BEGIN ENTRIES PROVIDED
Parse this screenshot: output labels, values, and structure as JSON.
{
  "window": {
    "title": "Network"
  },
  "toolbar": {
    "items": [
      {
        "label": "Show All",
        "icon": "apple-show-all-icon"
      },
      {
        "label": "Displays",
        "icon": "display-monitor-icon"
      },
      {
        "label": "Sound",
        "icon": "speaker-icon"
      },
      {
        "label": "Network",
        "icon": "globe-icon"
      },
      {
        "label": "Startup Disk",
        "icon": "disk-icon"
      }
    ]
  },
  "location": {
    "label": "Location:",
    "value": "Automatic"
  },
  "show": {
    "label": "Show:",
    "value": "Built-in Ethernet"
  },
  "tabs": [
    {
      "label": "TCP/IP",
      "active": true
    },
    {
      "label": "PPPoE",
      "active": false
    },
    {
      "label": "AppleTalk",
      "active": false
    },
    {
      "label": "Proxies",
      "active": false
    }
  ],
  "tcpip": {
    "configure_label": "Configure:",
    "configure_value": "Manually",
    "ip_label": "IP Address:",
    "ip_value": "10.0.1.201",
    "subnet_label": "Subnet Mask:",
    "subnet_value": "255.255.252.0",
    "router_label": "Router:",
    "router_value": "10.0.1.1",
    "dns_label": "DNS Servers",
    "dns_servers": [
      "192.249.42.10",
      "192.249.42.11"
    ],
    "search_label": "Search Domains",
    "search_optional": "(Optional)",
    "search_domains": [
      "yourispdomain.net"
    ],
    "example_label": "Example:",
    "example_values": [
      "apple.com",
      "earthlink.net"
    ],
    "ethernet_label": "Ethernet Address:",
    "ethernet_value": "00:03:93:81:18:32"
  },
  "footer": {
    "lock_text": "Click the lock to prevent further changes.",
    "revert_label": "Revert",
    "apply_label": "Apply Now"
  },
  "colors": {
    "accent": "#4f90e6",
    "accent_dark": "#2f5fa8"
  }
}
END ENTRIES PROVIDED
Reproduce the material in full, with no word added or dropped.

RESPONSE
Parse this screenshot: output labels, values, and structure as JSON.
{
  "window": {
    "title": "Network"
  },
  "toolbar": {
    "items": [
      {
        "label": "Show All",
        "icon": "apple-show-all-icon"
      },
      {
        "label": "Displays",
        "icon": "display-monitor-icon"
      },
      {
        "label": "Sound",
        "icon": "speaker-icon"
      },
      {
        "label": "Network",
        "icon": "globe-icon"
      },
      {
        "label": "Startup Disk",
        "icon": "disk-icon"
      }
    ]
  },
  "location": {
    "label": "Location:",
    "value": "Automatic"
  },
  "show": {
    "label": "Show:",
    "value": "Built-in Ethernet"
  },
  "tabs": [
    {
      "label": "TCP/IP",
      "active": true
    },
    {
      "label": "PPPoE",
      "active": false
    },
    {
      "label": "AppleTalk",
      "active": false
    },
    {
      "label": "Proxies",
      "active": false
    }
  ],
  "tcpip": {
    "configure_label": "Configure:",
    "configure_value": "Manually",
    "ip_label": "IP Address:",
    "ip_value": "10.0.1.201",
    "subnet_label": "Subnet Mask:",
    "subnet_value": "255.255.252.0",
    "router_label": "Router:",
    "router_value": "10.0.1.1",
    "dns_label": "DNS Servers",
    "dns_servers": [
      "192.249.42.10",
      "192.249.42.11"
    ],
    "search_label": "Search Domains",
    "search_optional": "(Optional)",
    "search_domains": [
      "yourispdomain.net"
    ],
    "example_label": "Example:",
    "example_values": [
      "apple.com",
      "earthlink.net"
    ],
    "ethernet_label": "Ethernet Address:",
    "ethernet_value": "00:03:93:81:18:32"
  },
  "footer": {
    "lock_text": "Click the lock to prevent further changes.",
    "revert_label": "Revert",
    "apply_label": "Apply Now"
  },
  "colors": {
    "accent": "#4f90e6",
    "accent_dark": "#2f5fa8"
  }
}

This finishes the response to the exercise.